→ **EXERCISE REQUIREMENTS**
Scan the data below and pick out the lines containing the word "Detection".

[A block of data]
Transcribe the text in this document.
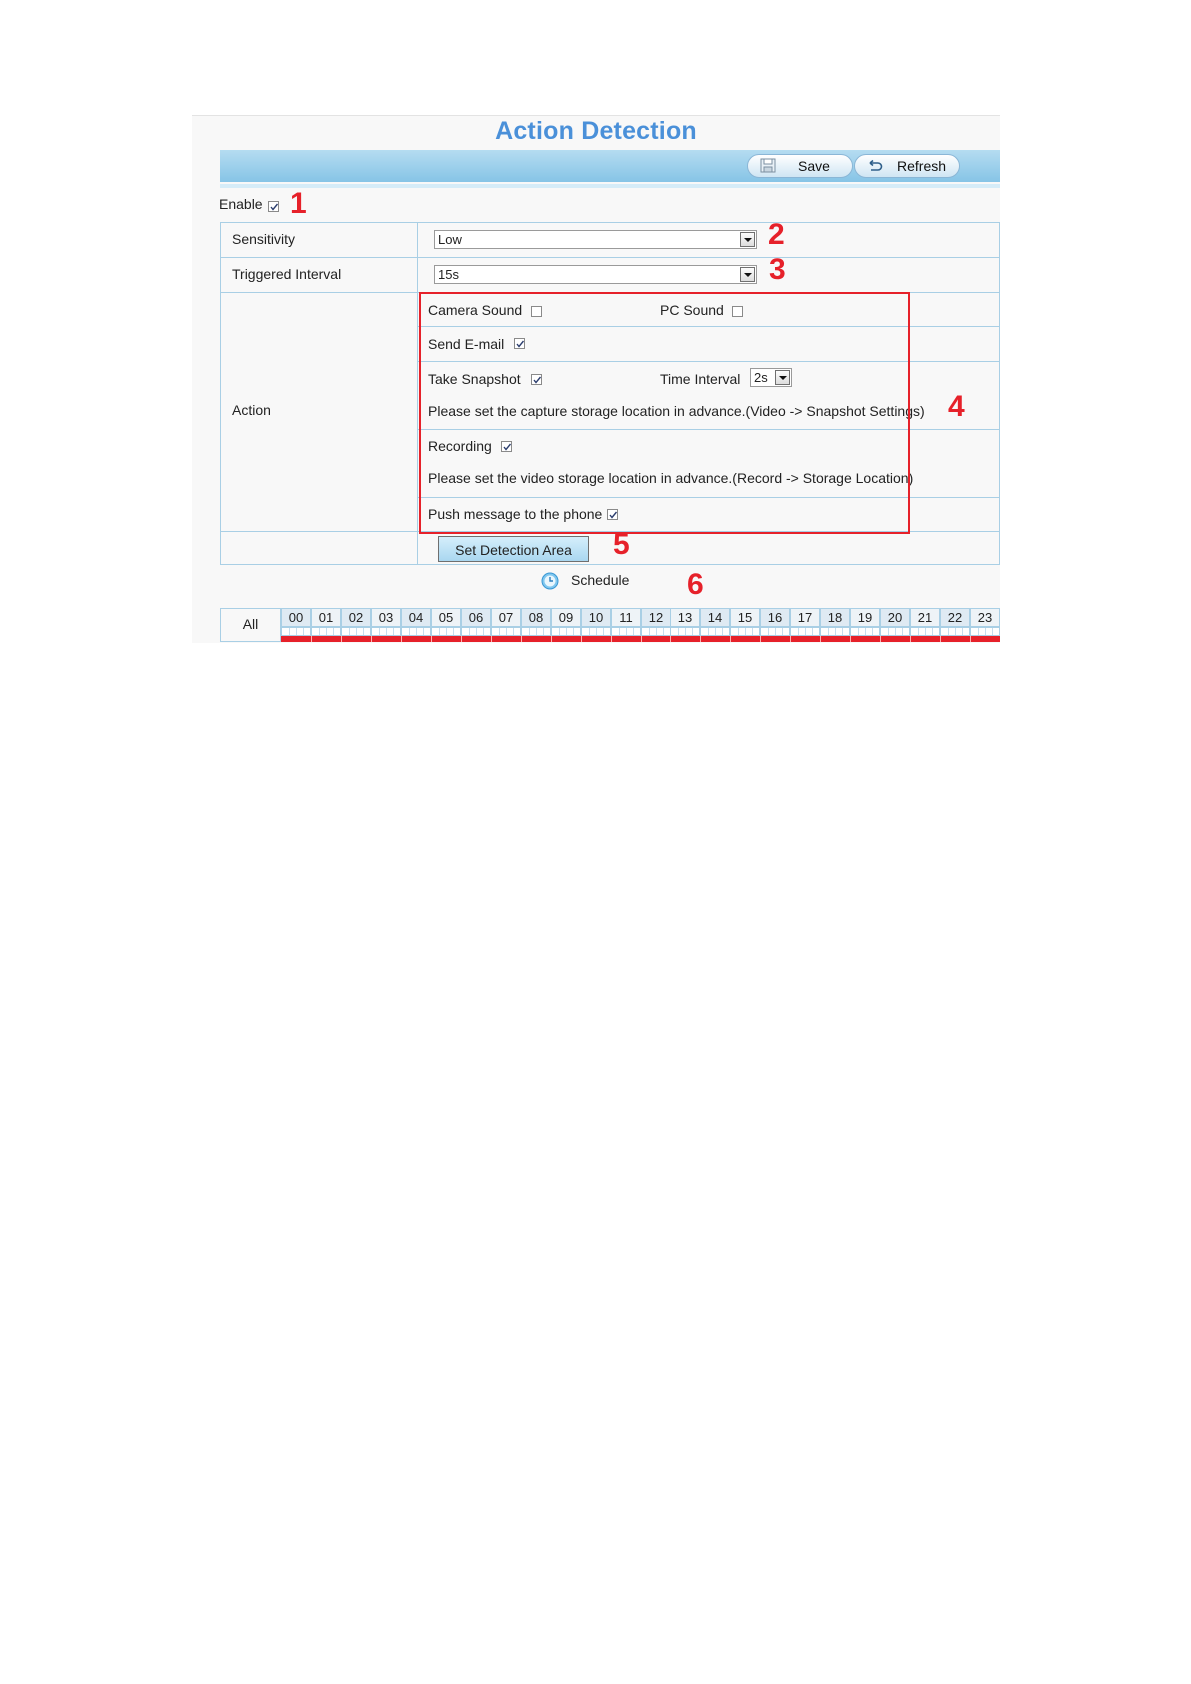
Action Detection
Save	Refresh
Enable 1
Sensitivity	Low	2
Triggered Interval	15s	3
Action
Camera Sound	PC Sound
Send E-mail
Take Snapshot	Time Interval 2s
Please set the capture storage location in advance.(Video -> Snapshot Settings)
Recording
Please set the video storage location in advance.(Record -> Storage Location)
Push message to the phone
4
Set Detection Area	5
Schedule 6
All	00	01	02	03	04	05	06	07	08	09	10	11	12	13	14	15	16	17	18	19	20	21	22	23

→ **EXERCISE SOLUTION**
Action Detection
Set Detection Area	5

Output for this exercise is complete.